:: Entries provided ::

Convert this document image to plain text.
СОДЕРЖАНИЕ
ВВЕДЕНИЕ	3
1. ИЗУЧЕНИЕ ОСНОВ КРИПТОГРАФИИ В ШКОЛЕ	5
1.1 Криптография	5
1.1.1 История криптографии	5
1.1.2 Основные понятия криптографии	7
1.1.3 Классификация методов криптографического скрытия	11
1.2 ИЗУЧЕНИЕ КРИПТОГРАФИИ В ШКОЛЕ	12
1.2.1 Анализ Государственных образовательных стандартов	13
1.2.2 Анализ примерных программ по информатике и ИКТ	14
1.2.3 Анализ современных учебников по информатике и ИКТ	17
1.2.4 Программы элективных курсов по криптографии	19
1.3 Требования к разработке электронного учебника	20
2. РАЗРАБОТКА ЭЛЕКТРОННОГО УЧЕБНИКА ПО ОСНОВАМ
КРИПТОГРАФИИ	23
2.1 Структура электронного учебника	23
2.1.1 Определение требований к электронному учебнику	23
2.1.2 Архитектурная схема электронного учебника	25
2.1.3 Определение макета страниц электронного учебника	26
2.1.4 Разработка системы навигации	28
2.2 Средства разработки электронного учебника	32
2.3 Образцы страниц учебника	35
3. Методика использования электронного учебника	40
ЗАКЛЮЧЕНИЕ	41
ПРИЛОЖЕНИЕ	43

:::

• Exercise: Type out the entries again, word for word.

• Expected answer:
Convert this document image to plain text.
СОДЕРЖАНИЕ
ВВЕДЕНИЕ	3
1. ИЗУЧЕНИЕ ОСНОВ КРИПТОГРАФИИ В ШКОЛЕ	5
1.1 Криптография	5
1.1.1 История криптографии	5
1.1.2 Основные понятия криптографии	7
1.1.3 Классификация методов криптографического скрытия	11
1.2 ИЗУЧЕНИЕ КРИПТОГРАФИИ В ШКОЛЕ	12
1.2.1 Анализ Государственных образовательных стандартов	13
1.2.2 Анализ примерных программ по информатике и ИКТ	14
1.2.3 Анализ современных учебников по информатике и ИКТ	17
1.2.4 Программы элективных курсов по криптографии	19
1.3 Требования к разработке электронного учебника	20
2. РАЗРАБОТКА ЭЛЕКТРОННОГО УЧЕБНИКА ПО ОСНОВАМ
КРИПТОГРАФИИ	23
2.1 Структура электронного учебника	23
2.1.1 Определение требований к электронному учебнику	23
2.1.2 Архитектурная схема электронного учебника	25
2.1.3 Определение макета страниц электронного учебника	26
2.1.4 Разработка системы навигации	28
2.2 Средства разработки электронного учебника	32
2.3 Образцы страниц учебника	35
3. Методика использования электронного учебника	40
ЗАКЛЮЧЕНИЕ	41
ПРИЛОЖЕНИЕ	43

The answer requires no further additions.